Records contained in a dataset
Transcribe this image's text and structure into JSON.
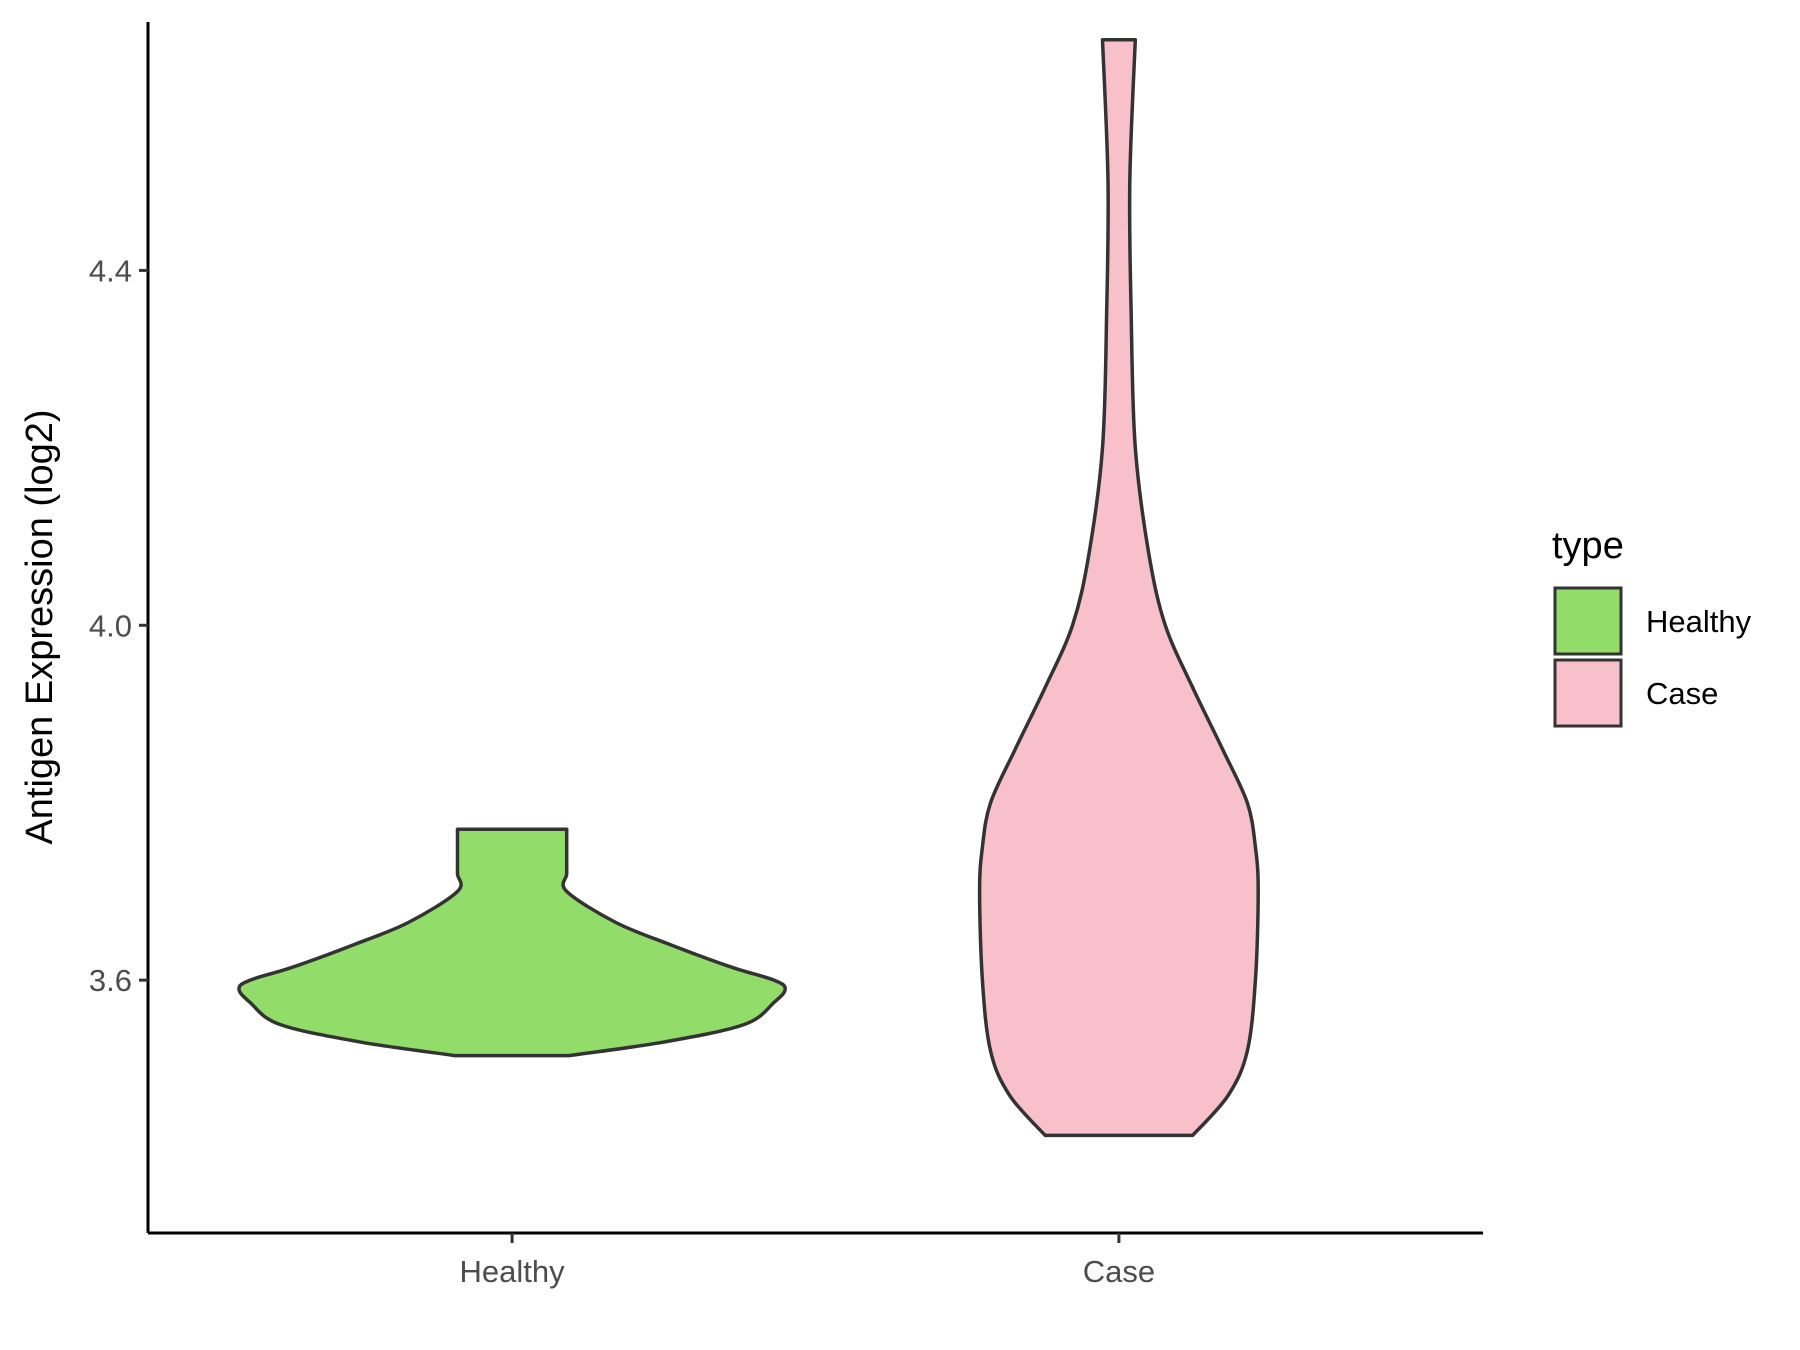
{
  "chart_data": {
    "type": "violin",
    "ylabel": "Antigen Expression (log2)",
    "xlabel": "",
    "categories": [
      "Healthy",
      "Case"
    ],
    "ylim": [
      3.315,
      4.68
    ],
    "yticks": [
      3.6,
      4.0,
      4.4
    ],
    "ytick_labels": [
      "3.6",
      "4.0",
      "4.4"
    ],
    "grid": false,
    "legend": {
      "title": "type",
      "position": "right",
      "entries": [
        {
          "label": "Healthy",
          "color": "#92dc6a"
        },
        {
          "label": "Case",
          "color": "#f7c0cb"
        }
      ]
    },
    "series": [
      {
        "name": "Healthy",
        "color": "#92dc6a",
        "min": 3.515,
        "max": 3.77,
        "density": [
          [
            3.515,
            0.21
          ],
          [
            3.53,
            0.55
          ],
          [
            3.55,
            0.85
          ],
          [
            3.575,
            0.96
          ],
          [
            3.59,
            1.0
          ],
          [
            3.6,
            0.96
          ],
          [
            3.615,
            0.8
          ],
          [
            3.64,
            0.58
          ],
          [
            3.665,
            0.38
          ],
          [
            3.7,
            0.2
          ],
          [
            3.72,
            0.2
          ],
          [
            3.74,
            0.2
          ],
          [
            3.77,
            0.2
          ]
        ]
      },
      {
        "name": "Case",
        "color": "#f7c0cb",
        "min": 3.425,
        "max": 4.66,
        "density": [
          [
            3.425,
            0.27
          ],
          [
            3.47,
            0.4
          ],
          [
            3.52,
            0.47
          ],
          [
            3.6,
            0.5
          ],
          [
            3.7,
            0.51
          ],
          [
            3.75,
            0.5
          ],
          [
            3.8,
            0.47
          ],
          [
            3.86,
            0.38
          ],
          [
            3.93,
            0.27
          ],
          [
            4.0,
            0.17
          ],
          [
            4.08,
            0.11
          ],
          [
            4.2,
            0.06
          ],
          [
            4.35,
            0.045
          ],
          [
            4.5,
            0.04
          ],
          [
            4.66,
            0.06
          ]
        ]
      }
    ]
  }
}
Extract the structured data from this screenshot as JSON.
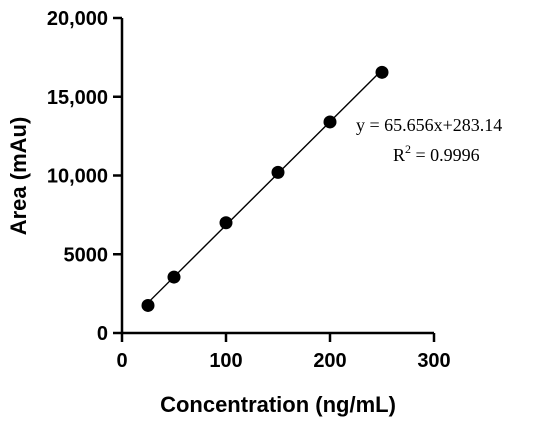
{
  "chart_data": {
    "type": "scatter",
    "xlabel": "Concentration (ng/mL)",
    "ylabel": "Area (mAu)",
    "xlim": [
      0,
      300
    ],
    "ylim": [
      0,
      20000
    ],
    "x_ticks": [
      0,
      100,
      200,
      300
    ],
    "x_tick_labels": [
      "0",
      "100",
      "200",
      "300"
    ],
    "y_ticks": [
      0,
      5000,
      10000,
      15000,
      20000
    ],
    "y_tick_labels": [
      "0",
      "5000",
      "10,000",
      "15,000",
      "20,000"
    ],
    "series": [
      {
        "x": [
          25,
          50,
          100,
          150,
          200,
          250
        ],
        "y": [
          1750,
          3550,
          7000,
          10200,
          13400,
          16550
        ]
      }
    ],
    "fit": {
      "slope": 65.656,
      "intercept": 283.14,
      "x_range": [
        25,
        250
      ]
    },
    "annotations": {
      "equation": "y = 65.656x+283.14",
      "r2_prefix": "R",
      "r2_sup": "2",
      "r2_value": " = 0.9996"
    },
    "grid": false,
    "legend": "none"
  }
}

---

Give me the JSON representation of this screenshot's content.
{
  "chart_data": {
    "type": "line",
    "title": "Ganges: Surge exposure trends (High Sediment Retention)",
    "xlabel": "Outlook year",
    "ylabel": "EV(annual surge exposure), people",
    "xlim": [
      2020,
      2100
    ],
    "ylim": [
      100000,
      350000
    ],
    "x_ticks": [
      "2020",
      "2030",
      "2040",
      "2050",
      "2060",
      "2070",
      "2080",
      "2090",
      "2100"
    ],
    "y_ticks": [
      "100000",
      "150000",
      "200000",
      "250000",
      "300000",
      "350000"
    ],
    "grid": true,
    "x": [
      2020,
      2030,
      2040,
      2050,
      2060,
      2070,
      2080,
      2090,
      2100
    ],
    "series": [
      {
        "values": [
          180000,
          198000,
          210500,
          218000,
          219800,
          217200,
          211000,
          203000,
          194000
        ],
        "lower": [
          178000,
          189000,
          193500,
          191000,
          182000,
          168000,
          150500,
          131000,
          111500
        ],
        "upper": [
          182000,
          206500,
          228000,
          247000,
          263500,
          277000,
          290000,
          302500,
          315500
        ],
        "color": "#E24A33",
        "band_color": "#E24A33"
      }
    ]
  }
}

## Do this
Copy each line holding the word "screenshot" from the listing above.

## The solution
Extract the structured data from this screenshot as JSON.
Give me the JSON representation of this screenshot's content.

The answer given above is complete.